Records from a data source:
╭──
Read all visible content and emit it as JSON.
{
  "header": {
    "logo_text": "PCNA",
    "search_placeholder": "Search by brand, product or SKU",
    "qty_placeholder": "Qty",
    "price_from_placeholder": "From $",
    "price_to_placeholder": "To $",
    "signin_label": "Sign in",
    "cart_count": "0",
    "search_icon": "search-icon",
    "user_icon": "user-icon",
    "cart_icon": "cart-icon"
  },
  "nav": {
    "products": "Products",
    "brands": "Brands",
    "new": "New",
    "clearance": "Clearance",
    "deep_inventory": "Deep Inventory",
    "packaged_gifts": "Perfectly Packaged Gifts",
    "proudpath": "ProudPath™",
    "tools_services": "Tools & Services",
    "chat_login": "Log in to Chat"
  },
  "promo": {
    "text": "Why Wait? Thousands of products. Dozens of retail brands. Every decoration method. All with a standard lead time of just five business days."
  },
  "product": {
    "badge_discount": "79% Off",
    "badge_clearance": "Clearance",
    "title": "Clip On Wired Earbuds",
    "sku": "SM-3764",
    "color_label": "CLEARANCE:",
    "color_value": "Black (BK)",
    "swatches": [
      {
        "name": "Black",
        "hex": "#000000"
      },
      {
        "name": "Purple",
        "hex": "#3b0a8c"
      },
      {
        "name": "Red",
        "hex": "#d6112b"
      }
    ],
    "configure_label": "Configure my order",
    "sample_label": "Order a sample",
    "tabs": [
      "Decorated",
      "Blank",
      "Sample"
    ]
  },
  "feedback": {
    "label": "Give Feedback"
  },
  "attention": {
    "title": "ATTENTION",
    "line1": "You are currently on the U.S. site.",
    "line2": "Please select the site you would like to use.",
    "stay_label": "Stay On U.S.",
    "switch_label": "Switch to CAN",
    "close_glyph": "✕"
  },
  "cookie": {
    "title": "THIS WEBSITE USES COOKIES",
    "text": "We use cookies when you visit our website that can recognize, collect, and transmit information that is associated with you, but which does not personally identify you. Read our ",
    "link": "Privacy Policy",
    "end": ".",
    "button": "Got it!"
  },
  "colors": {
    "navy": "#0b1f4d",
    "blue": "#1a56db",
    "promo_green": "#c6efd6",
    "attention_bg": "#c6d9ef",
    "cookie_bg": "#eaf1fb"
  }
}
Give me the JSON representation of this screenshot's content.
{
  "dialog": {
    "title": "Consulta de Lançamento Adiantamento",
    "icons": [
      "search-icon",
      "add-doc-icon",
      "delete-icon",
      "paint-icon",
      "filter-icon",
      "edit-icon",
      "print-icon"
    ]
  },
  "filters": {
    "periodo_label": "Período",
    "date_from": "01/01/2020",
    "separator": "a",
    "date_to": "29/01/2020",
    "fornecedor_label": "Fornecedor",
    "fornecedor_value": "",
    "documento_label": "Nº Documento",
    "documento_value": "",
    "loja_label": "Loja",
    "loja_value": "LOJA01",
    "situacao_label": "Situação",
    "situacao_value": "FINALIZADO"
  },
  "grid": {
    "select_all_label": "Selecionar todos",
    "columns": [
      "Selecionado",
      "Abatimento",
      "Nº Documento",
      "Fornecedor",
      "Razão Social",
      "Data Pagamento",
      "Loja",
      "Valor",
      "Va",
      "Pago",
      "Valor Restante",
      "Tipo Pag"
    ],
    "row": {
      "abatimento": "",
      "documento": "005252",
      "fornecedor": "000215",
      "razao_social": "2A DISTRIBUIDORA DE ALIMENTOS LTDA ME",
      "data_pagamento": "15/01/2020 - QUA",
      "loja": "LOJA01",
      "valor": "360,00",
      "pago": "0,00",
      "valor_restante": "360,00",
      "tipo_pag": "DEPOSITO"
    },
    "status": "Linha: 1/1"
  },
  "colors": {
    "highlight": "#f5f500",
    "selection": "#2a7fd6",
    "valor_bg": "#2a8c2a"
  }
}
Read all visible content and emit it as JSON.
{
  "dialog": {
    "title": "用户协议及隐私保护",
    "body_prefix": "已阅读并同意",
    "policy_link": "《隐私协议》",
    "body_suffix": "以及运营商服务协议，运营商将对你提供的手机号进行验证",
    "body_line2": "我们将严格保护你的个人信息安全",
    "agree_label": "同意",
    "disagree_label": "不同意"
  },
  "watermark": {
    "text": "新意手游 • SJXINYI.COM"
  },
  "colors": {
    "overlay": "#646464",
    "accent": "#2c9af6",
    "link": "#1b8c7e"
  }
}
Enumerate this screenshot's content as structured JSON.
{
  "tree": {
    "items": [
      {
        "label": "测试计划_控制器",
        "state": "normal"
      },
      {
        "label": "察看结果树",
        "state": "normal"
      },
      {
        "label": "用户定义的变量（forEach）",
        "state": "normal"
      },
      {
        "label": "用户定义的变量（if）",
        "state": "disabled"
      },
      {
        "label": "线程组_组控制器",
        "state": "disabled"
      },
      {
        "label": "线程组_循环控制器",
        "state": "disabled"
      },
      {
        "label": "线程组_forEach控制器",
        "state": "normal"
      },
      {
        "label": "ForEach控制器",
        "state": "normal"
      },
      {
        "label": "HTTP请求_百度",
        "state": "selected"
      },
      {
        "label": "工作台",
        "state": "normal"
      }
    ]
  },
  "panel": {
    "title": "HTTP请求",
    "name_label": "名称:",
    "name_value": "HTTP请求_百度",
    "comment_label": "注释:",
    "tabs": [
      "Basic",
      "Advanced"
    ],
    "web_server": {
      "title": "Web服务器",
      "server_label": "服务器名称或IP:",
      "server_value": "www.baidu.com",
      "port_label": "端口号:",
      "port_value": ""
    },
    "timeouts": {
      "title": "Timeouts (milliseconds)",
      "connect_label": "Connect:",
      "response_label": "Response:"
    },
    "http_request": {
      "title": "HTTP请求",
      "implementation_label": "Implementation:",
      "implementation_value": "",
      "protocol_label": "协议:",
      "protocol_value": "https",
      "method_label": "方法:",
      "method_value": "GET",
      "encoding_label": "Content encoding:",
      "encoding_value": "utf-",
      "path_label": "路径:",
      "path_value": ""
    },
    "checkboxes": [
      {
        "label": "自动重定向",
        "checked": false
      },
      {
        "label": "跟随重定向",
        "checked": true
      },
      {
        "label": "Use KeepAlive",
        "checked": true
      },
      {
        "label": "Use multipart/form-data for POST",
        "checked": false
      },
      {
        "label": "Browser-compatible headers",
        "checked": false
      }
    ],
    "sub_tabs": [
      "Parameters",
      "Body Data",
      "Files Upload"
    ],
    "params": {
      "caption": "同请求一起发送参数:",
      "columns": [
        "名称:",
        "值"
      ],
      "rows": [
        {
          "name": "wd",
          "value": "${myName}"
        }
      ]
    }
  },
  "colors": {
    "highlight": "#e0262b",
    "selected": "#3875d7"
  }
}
╰──
Check the data for the word "用户定义的变量" and pull out the lines that have it.

        "label": "用户定义的变量（forEach）",
        "label": "用户定义的变量（if）",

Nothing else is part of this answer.